Written instruction: Every entry needs to be printed exactly, please.

Data records:
===============
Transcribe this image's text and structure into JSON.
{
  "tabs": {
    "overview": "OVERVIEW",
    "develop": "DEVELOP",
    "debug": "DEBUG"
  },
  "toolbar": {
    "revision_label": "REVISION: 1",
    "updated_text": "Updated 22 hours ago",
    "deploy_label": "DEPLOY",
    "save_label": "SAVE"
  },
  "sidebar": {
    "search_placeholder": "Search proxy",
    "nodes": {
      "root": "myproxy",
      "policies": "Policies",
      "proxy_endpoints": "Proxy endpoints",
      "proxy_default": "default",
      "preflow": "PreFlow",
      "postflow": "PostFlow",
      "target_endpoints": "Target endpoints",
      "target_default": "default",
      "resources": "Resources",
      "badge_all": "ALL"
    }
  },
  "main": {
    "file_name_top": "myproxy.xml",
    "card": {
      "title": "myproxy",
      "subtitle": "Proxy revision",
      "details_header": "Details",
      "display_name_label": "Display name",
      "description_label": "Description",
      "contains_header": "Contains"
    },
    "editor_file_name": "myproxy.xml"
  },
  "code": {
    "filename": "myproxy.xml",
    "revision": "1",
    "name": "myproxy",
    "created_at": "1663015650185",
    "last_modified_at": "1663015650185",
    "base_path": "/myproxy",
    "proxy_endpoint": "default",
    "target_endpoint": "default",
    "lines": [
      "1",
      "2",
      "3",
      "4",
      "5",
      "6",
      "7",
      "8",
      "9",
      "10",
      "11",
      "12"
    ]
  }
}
===============
Exercise result:
Transcribe this image's text and structure into JSON.
{
  "tabs": {
    "overview": "OVERVIEW",
    "develop": "DEVELOP",
    "debug": "DEBUG"
  },
  "toolbar": {
    "revision_label": "REVISION: 1",
    "updated_text": "Updated 22 hours ago",
    "deploy_label": "DEPLOY",
    "save_label": "SAVE"
  },
  "sidebar": {
    "search_placeholder": "Search proxy",
    "nodes": {
      "root": "myproxy",
      "policies": "Policies",
      "proxy_endpoints": "Proxy endpoints",
      "proxy_default": "default",
      "preflow": "PreFlow",
      "postflow": "PostFlow",
      "target_endpoints": "Target endpoints",
      "target_default": "default",
      "resources": "Resources",
      "badge_all": "ALL"
    }
  },
  "main": {
    "file_name_top": "myproxy.xml",
    "card": {
      "title": "myproxy",
      "subtitle": "Proxy revision",
      "details_header": "Details",
      "display_name_label": "Display name",
      "description_label": "Description",
      "contains_header": "Contains"
    },
    "editor_file_name": "myproxy.xml"
  },
  "code": {
    "filename": "myproxy.xml",
    "revision": "1",
    "name": "myproxy",
    "created_at": "1663015650185",
    "last_modified_at": "1663015650185",
    "base_path": "/myproxy",
    "proxy_endpoint": "default",
    "target_endpoint": "default",
    "lines": [
      "1",
      "2",
      "3",
      "4",
      "5",
      "6",
      "7",
      "8",
      "9",
      "10",
      "11",
      "12"
    ]
  }
}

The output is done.